* _Given problem_: Would you transcribe all of the data exactly, down to the last character?

* _Information shown_:

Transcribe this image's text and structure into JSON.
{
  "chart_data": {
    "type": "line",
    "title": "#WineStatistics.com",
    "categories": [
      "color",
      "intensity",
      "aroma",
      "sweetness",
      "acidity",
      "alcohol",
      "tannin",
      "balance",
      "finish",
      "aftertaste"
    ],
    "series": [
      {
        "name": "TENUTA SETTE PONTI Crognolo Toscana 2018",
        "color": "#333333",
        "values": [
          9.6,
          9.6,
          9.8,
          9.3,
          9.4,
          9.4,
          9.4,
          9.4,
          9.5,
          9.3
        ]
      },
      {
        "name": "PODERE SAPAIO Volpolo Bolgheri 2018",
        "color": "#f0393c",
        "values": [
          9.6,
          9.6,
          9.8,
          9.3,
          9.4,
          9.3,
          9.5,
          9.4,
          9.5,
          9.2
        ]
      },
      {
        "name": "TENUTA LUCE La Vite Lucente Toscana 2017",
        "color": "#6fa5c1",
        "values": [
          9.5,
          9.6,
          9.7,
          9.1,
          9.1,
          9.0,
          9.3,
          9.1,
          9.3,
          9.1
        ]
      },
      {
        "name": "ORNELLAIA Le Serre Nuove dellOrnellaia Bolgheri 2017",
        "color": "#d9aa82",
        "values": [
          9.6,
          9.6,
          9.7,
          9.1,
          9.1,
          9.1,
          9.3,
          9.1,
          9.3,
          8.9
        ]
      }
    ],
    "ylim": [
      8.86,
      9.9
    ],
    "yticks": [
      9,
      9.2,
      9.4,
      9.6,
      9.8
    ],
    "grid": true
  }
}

* _Solved problem_:
Transcribe this image's text and structure into JSON.
{
  "chart_data": {
    "type": "line",
    "title": "#WineStatistics.com",
    "categories": [
      "color",
      "intensity",
      "aroma",
      "sweetness",
      "acidity",
      "alcohol",
      "tannin",
      "balance",
      "finish",
      "aftertaste"
    ],
    "series": [
      {
        "name": "TENUTA SETTE PONTI Crognolo Toscana 2018",
        "color": "#333333",
        "values": [
          9.6,
          9.6,
          9.8,
          9.3,
          9.4,
          9.4,
          9.4,
          9.4,
          9.5,
          9.3
        ]
      },
      {
        "name": "PODERE SAPAIO Volpolo Bolgheri 2018",
        "color": "#f0393c",
        "values": [
          9.6,
          9.6,
          9.8,
          9.3,
          9.4,
          9.3,
          9.5,
          9.4,
          9.5,
          9.2
        ]
      },
      {
        "name": "TENUTA LUCE La Vite Lucente Toscana 2017",
        "color": "#6fa5c1",
        "values": [
          9.5,
          9.6,
          9.7,
          9.1,
          9.1,
          9.0,
          9.3,
          9.1,
          9.3,
          9.1
        ]
      },
      {
        "name": "ORNELLAIA Le Serre Nuove dellOrnellaia Bolgheri 2017",
        "color": "#d9aa82",
        "values": [
          9.6,
          9.6,
          9.7,
          9.1,
          9.1,
          9.1,
          9.3,
          9.1,
          9.3,
          8.9
        ]
      }
    ],
    "ylim": [
      8.86,
      9.9
    ],
    "yticks": [
      9,
      9.2,
      9.4,
      9.6,
      9.8
    ],
    "grid": true
  }
}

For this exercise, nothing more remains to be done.